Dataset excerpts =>
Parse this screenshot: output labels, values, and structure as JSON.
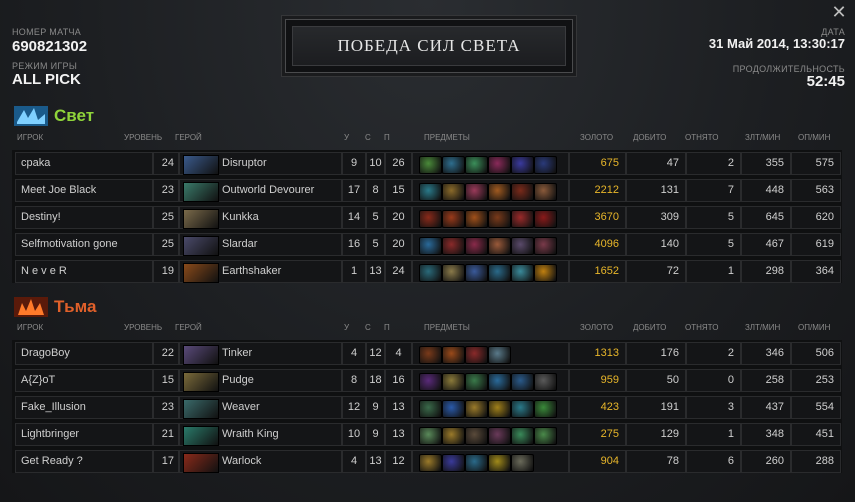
{
  "header": {
    "match_id_label": "НОМЕР МАТЧА",
    "match_id": "690821302",
    "mode_label": "РЕЖИМ ИГРЫ",
    "mode": "ALL PICK",
    "banner": "ПОБЕДА СИЛ СВЕТА",
    "date_label": "ДАТА",
    "date": "31 Май 2014, 13:30:17",
    "duration_label": "ПРОДОЛЖИТЕЛЬНОСТЬ",
    "duration": "52:45",
    "close_icon": "close-icon"
  },
  "columns": {
    "player": "ИГРОК",
    "level": "УРОВЕНЬ",
    "hero": "ГЕРОЙ",
    "kills": "У",
    "deaths": "С",
    "assists": "П",
    "items": "ПРЕДМЕТЫ",
    "gold": "ЗОЛОТО",
    "last_hits": "ДОБИТО",
    "denies": "ОТНЯТО",
    "gpm": "ЗЛТ/МИН",
    "xpm": "ОП/МИН"
  },
  "radiant": {
    "name": "Свет",
    "color": "#8fd43a",
    "players": [
      {
        "name": "cpaka",
        "level": "24",
        "hero": "Disruptor",
        "hero_color": "#3a5a8c",
        "k": "9",
        "d": "10",
        "a": "26",
        "items": [
          "#4a8a3a",
          "#2e6e8e",
          "#3b8f5a",
          "#8a2a5a",
          "#3a3a9e",
          "#2a3a7a"
        ],
        "gold": "675",
        "lh": "47",
        "dn": "2",
        "gpm": "355",
        "xpm": "575"
      },
      {
        "name": "Meet Joe Black",
        "level": "23",
        "hero": "Outworld Devourer",
        "hero_color": "#3a7a6a",
        "k": "17",
        "d": "8",
        "a": "15",
        "items": [
          "#2a7a8a",
          "#8a6a2a",
          "#9a3a5a",
          "#a05a20",
          "#7a2a1a",
          "#8a5a3a"
        ],
        "gold": "2212",
        "lh": "131",
        "dn": "7",
        "gpm": "448",
        "xpm": "563"
      },
      {
        "name": "Destiny!",
        "level": "25",
        "hero": "Kunkka",
        "hero_color": "#7a6a4a",
        "k": "14",
        "d": "5",
        "a": "20",
        "items": [
          "#8a2a1a",
          "#9a3a1a",
          "#a0501a",
          "#7a3a1a",
          "#9a2a2a",
          "#8a1a1a"
        ],
        "gold": "3670",
        "lh": "309",
        "dn": "5",
        "gpm": "645",
        "xpm": "620"
      },
      {
        "name": "Selfmotivation gone",
        "level": "25",
        "hero": "Slardar",
        "hero_color": "#4a4a6a",
        "k": "16",
        "d": "5",
        "a": "20",
        "items": [
          "#2a6a9a",
          "#8a2a2a",
          "#8a2a4a",
          "#9a5a3a",
          "#5a4a6a",
          "#7a3a4a"
        ],
        "gold": "4096",
        "lh": "140",
        "dn": "5",
        "gpm": "467",
        "xpm": "619"
      },
      {
        "name": "N e v e R",
        "level": "19",
        "hero": "Earthshaker",
        "hero_color": "#8a4a1a",
        "k": "1",
        "d": "13",
        "a": "24",
        "items": [
          "#2a6a7a",
          "#8a7a4a",
          "#3a5a9a",
          "#2a6a8a",
          "#3a8a9a",
          "#c08010"
        ],
        "gold": "1652",
        "lh": "72",
        "dn": "1",
        "gpm": "298",
        "xpm": "364"
      }
    ]
  },
  "dire": {
    "name": "Тьма",
    "color": "#e0602a",
    "players": [
      {
        "name": "DragoBoy",
        "level": "22",
        "hero": "Tinker",
        "hero_color": "#5a4a7a",
        "k": "4",
        "d": "12",
        "a": "4",
        "items": [
          "#7a3a1a",
          "#9a4a1a",
          "#8a2a2a",
          "#5a7a8a"
        ],
        "gold": "1313",
        "lh": "176",
        "dn": "2",
        "gpm": "346",
        "xpm": "506"
      },
      {
        "name": "A{Z}oT",
        "level": "15",
        "hero": "Pudge",
        "hero_color": "#7a6a3a",
        "k": "8",
        "d": "18",
        "a": "16",
        "items": [
          "#5a2a7a",
          "#8a7a3a",
          "#3a7a4a",
          "#2a6a9a",
          "#2a5a8a",
          "#5a5a5a"
        ],
        "gold": "959",
        "lh": "50",
        "dn": "0",
        "gpm": "258",
        "xpm": "253"
      },
      {
        "name": "Fake_Illusion",
        "level": "23",
        "hero": "Weaver",
        "hero_color": "#3a6a6a",
        "k": "12",
        "d": "9",
        "a": "13",
        "items": [
          "#3a6a4a",
          "#2a5aaa",
          "#9a7a2a",
          "#a0801a",
          "#2a7a8a",
          "#3a8a3a"
        ],
        "gold": "423",
        "lh": "191",
        "dn": "3",
        "gpm": "437",
        "xpm": "554"
      },
      {
        "name": "Lightbringer",
        "level": "21",
        "hero": "Wraith King",
        "hero_color": "#2a7a6a",
        "k": "10",
        "d": "9",
        "a": "13",
        "items": [
          "#5a8a5a",
          "#9a7a2a",
          "#5a4a3a",
          "#6a3a5a",
          "#3a8a5a",
          "#4a8a4a"
        ],
        "gold": "275",
        "lh": "129",
        "dn": "1",
        "gpm": "348",
        "xpm": "451"
      },
      {
        "name": "Get Ready ?",
        "level": "17",
        "hero": "Warlock",
        "hero_color": "#8a2a1a",
        "k": "4",
        "d": "13",
        "a": "12",
        "items": [
          "#9a7a2a",
          "#3a3a9a",
          "#2a6a8a",
          "#a08a1a",
          "#6a6a5a"
        ],
        "gold": "904",
        "lh": "78",
        "dn": "6",
        "gpm": "260",
        "xpm": "288"
      }
    ]
  }
}
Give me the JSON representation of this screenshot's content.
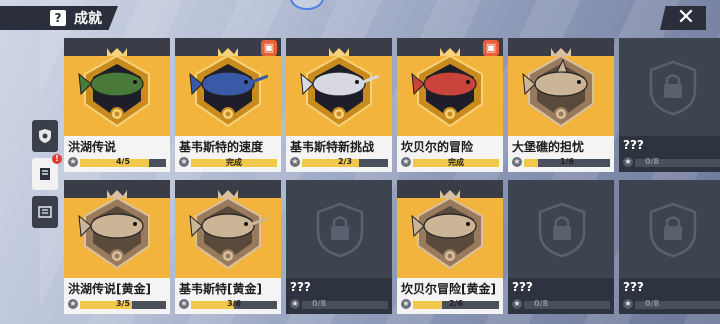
{
  "header": {
    "help_icon_text": "?",
    "title": "成就",
    "close_label": "✕"
  },
  "sidebar": {
    "tabs": [
      {
        "name": "shield-tab"
      },
      {
        "name": "book-tab",
        "badge": "!"
      },
      {
        "name": "list-tab"
      }
    ]
  },
  "cards": [
    {
      "name": "洪湖传说",
      "progress": "4/5",
      "ratio": 0.8,
      "state": "gold",
      "gift": false,
      "fish": "bass"
    },
    {
      "name": "基韦斯特的速度",
      "progress": "完成",
      "ratio": 1,
      "state": "gold",
      "gift": true,
      "fish": "marlin"
    },
    {
      "name": "基韦斯特新挑战",
      "progress": "2/3",
      "ratio": 0.667,
      "state": "gold",
      "gift": false,
      "fish": "swordfish"
    },
    {
      "name": "坎贝尔的冒险",
      "progress": "完成",
      "ratio": 1,
      "state": "gold",
      "gift": true,
      "fish": "grouper"
    },
    {
      "name": "大堡礁的担忧",
      "progress": "1/6",
      "ratio": 0.167,
      "state": "gold-bronze",
      "gift": false,
      "fish": "shark"
    },
    {
      "name": "???",
      "progress": "0/8",
      "ratio": 0,
      "state": "locked",
      "gift": false
    },
    {
      "name": "洪湖传说[黄金]",
      "progress": "3/5",
      "ratio": 0.6,
      "state": "gold-bronze",
      "gift": false,
      "fish": "bass"
    },
    {
      "name": "基韦斯特[黄金]",
      "progress": "3/6",
      "ratio": 0.5,
      "state": "gold-bronze",
      "gift": false,
      "fish": "marlin"
    },
    {
      "name": "???",
      "progress": "0/8",
      "ratio": 0,
      "state": "locked",
      "gift": false
    },
    {
      "name": "坎贝尔冒险[黄金]",
      "progress": "2/6",
      "ratio": 0.333,
      "state": "gold-bronze",
      "gift": false,
      "fish": "grouper"
    },
    {
      "name": "???",
      "progress": "0/8",
      "ratio": 0,
      "state": "locked",
      "gift": false
    },
    {
      "name": "???",
      "progress": "0/8",
      "ratio": 0,
      "state": "locked",
      "gift": false
    }
  ],
  "colors": {
    "gold": "#f2b43c",
    "dark_panel": "#2e3340",
    "accent_red": "#e23a2d"
  }
}
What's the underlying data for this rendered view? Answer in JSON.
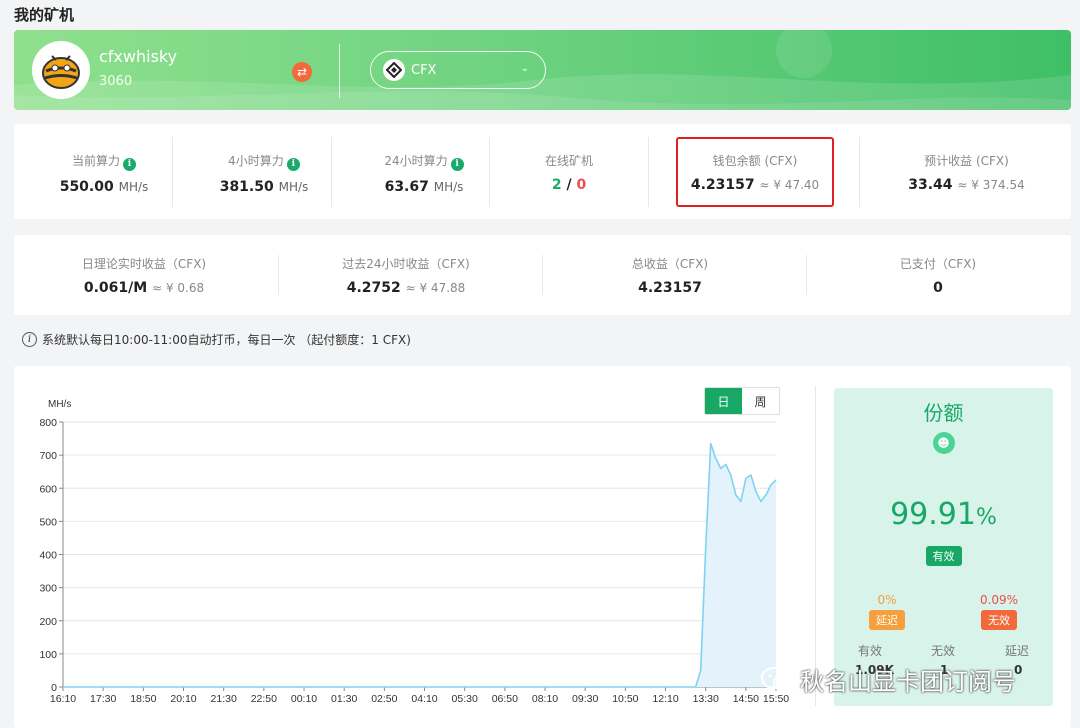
{
  "page": {
    "title": "我的矿机"
  },
  "banner": {
    "username": "cfxwhisky",
    "device": "3060",
    "coin": "CFX"
  },
  "stats": [
    {
      "label": "当前算力",
      "value": "550.00",
      "unit": "MH/s",
      "info": true
    },
    {
      "label": "4小时算力",
      "value": "381.50",
      "unit": "MH/s",
      "info": true
    },
    {
      "label": "24小时算力",
      "value": "63.67",
      "unit": "MH/s",
      "info": true
    },
    {
      "label": "在线矿机",
      "online": "2",
      "slash": "/",
      "offline": "0"
    },
    {
      "label": "钱包余额 (CFX)",
      "value": "4.23157",
      "approx": "≈ ¥ 47.40",
      "highlighted": true
    },
    {
      "label": "预计收益 (CFX)",
      "value": "33.44",
      "approx": "≈ ¥ 374.54"
    }
  ],
  "earnings": [
    {
      "label": "日理论实时收益（CFX)",
      "value": "0.061/M",
      "approx": "≈ ¥ 0.68"
    },
    {
      "label": "过去24小时收益（CFX)",
      "value": "4.2752",
      "approx": "≈ ¥  47.88"
    },
    {
      "label": "总收益（CFX)",
      "value": "4.23157"
    },
    {
      "label": "已支付（CFX)",
      "value": "0"
    }
  ],
  "notice": "系统默认每日10:00-11:00自动打币，每日一次 （起付额度：1 CFX)",
  "tabs": [
    "日",
    "周"
  ],
  "active_tab": "日",
  "chart_data": {
    "type": "area",
    "ylabel": "MH/s",
    "ylim": [
      0,
      800
    ],
    "yticks": [
      0,
      100,
      200,
      300,
      400,
      500,
      600,
      700,
      800
    ],
    "xticks": [
      "16:10",
      "17:30",
      "18:50",
      "20:10",
      "21:30",
      "22:50",
      "00:10",
      "01:30",
      "02:50",
      "04:10",
      "05:30",
      "06:50",
      "08:10",
      "09:30",
      "10:50",
      "12:10",
      "13:30",
      "14:50",
      "15:50"
    ],
    "series": [
      {
        "x": [
          "16:10",
          "13:10",
          "13:20",
          "13:30",
          "13:40",
          "13:50",
          "14:00",
          "14:10",
          "14:20",
          "14:30",
          "14:40",
          "14:50",
          "15:00",
          "15:10",
          "15:20",
          "15:30",
          "15:40",
          "15:50"
        ],
        "values": [
          0,
          0,
          50,
          420,
          735,
          690,
          660,
          672,
          640,
          580,
          560,
          630,
          640,
          590,
          560,
          580,
          610,
          625
        ]
      }
    ],
    "color": "#7fd3f0",
    "fill": "#e3f2fb"
  },
  "share": {
    "title": "份额",
    "percent": "99.91",
    "percent_sign": "%",
    "valid_badge": "有效",
    "delay_pct": "0%",
    "delay_badge": "延迟",
    "invalid_pct": "0.09%",
    "invalid_badge": "无效",
    "footer_labels": [
      "有效",
      "无效",
      "延迟"
    ],
    "footer_values": [
      "1.09K",
      "1",
      "0"
    ]
  },
  "watermark": "秋名山显卡团订阅号",
  "colors": {
    "accent": "#17a866",
    "danger": "#e8504d",
    "highlight_box": "#e02020"
  }
}
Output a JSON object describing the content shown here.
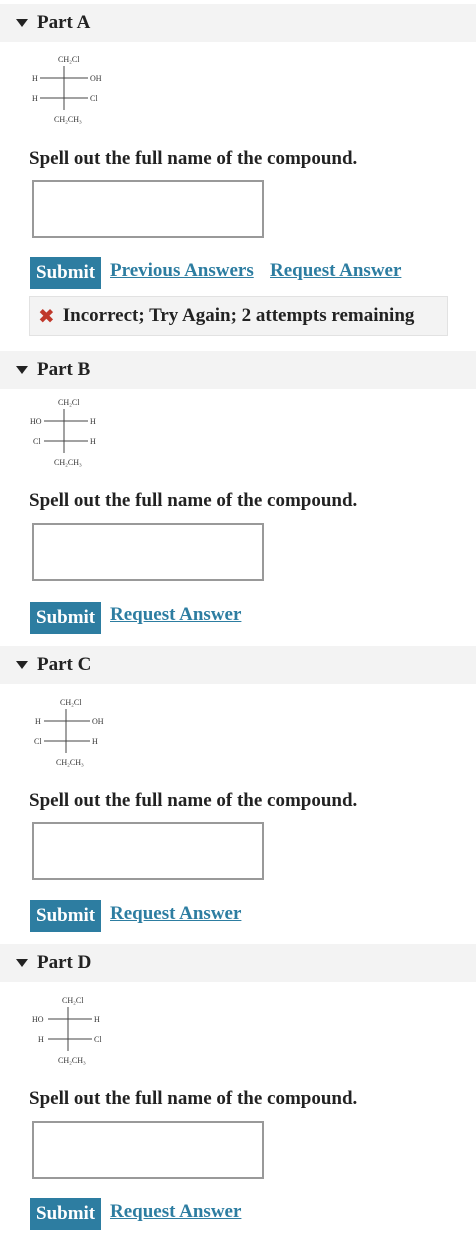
{
  "parts": [
    {
      "title": "Part A",
      "prompt": "Spell out the full name of the compound.",
      "answer_value": "",
      "submit_label": "Submit",
      "links": [
        "Previous Answers",
        "Request Answer"
      ],
      "feedback": "Incorrect; Try Again; 2 attempts remaining",
      "fischer": {
        "top": "CH₂Cl",
        "row1_left": "H",
        "row1_right": "OH",
        "row2_left": "H",
        "row2_right": "Cl",
        "bottom": "CH₂CH₃"
      }
    },
    {
      "title": "Part B",
      "prompt": "Spell out the full name of the compound.",
      "answer_value": "",
      "submit_label": "Submit",
      "links": [
        "Request Answer"
      ],
      "fischer": {
        "top": "CH₂Cl",
        "row1_left": "HO",
        "row1_right": "H",
        "row2_left": "Cl",
        "row2_right": "H",
        "bottom": "CH₂CH₃"
      }
    },
    {
      "title": "Part C",
      "prompt": "Spell out the full name of the compound.",
      "answer_value": "",
      "submit_label": "Submit",
      "links": [
        "Request Answer"
      ],
      "fischer": {
        "top": "CH₂Cl",
        "row1_left": "H",
        "row1_right": "OH",
        "row2_left": "Cl",
        "row2_right": "H",
        "bottom": "CH₂CH₃"
      }
    },
    {
      "title": "Part D",
      "prompt": "Spell out the full name of the compound.",
      "answer_value": "",
      "submit_label": "Submit",
      "links": [
        "Request Answer"
      ],
      "fischer": {
        "top": "CH₂Cl",
        "row1_left": "HO",
        "row1_right": "H",
        "row2_left": "H",
        "row2_right": "Cl",
        "bottom": "CH₂CH₃"
      }
    }
  ],
  "colors": {
    "accent": "#2d7da1",
    "error": "#c0392b",
    "header_bg": "#f3f3f3"
  },
  "icons": {
    "collapse": "caret-down-icon",
    "error": "x-icon"
  }
}
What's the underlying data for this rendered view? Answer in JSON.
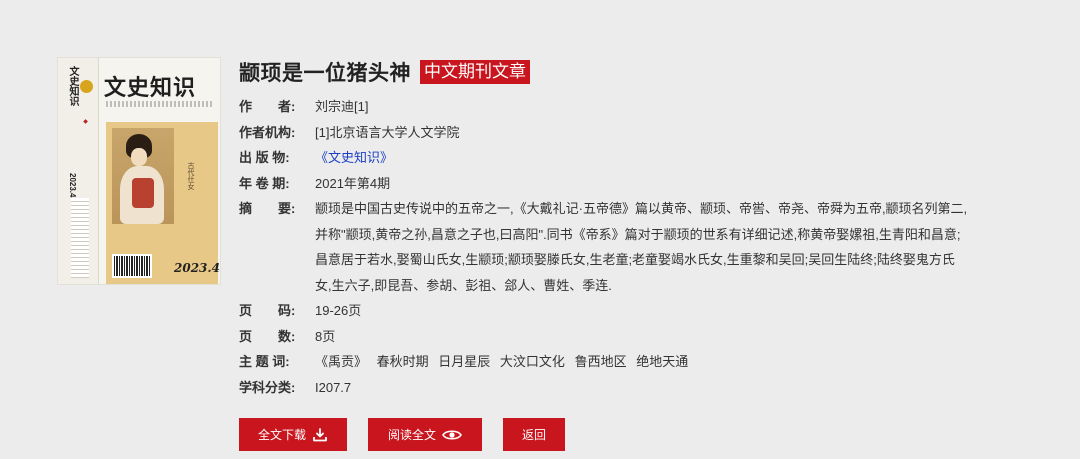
{
  "cover": {
    "title": "文史知识",
    "spine_title": "文史知识",
    "spine_year": "2023.4",
    "issue": "2023.4",
    "vertical_text": "古代仕女",
    "art_bg": "#e8c886"
  },
  "article": {
    "title": "颛顼是一位猪头神",
    "type_badge": "中文期刊文章"
  },
  "fields": {
    "author": {
      "label": "作　　者:",
      "value": "刘宗迪[1]"
    },
    "institution": {
      "label": "作者机构:",
      "value": "[1]北京语言大学人文学院"
    },
    "publication": {
      "label": "出 版 物:",
      "value": "《文史知识》"
    },
    "volume": {
      "label": "年 卷 期:",
      "value": "2021年第4期"
    },
    "abstract": {
      "label": "摘　　要:",
      "value": "颛顼是中国古史传说中的五帝之一,《大戴礼记·五帝德》篇以黄帝、颛顼、帝喾、帝尧、帝舜为五帝,颛顼名列第二,并称\"颛顼,黄帝之孙,昌意之子也,曰高阳\".同书《帝系》篇对于颛顼的世系有详细记述,称黄帝娶嫘祖,生青阳和昌意;昌意居于若水,娶蜀山氏女,生颛顼;颛顼娶滕氏女,生老童;老童娶竭水氏女,生重黎和吴回;吴回生陆终;陆终娶鬼方氏女,生六子,即昆吾、参胡、彭祖、郐人、曹姓、季连."
    },
    "pages": {
      "label": "页　　码:",
      "value": "19-26页"
    },
    "page_count": {
      "label": "页　　数:",
      "value": "8页"
    },
    "keywords": {
      "label": "主 题 词:",
      "items": [
        "《禹贡》",
        "春秋时期",
        "日月星辰",
        "大汶口文化",
        "鲁西地区",
        "绝地天通"
      ]
    },
    "classification": {
      "label": "学科分类:",
      "value": "I207.7"
    }
  },
  "actions": {
    "download": "全文下载",
    "read": "阅读全文",
    "back": "返回"
  },
  "colors": {
    "accent": "#c9151e",
    "link": "#1a3fc4",
    "background": "#ececec"
  }
}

Instructions for the task => Copy all lines above containing the string "screenshot".

Response to this task =>
Parse this screenshot: output labels, values, and structure as JSON.
Give me the JSON representation of this screenshot's content.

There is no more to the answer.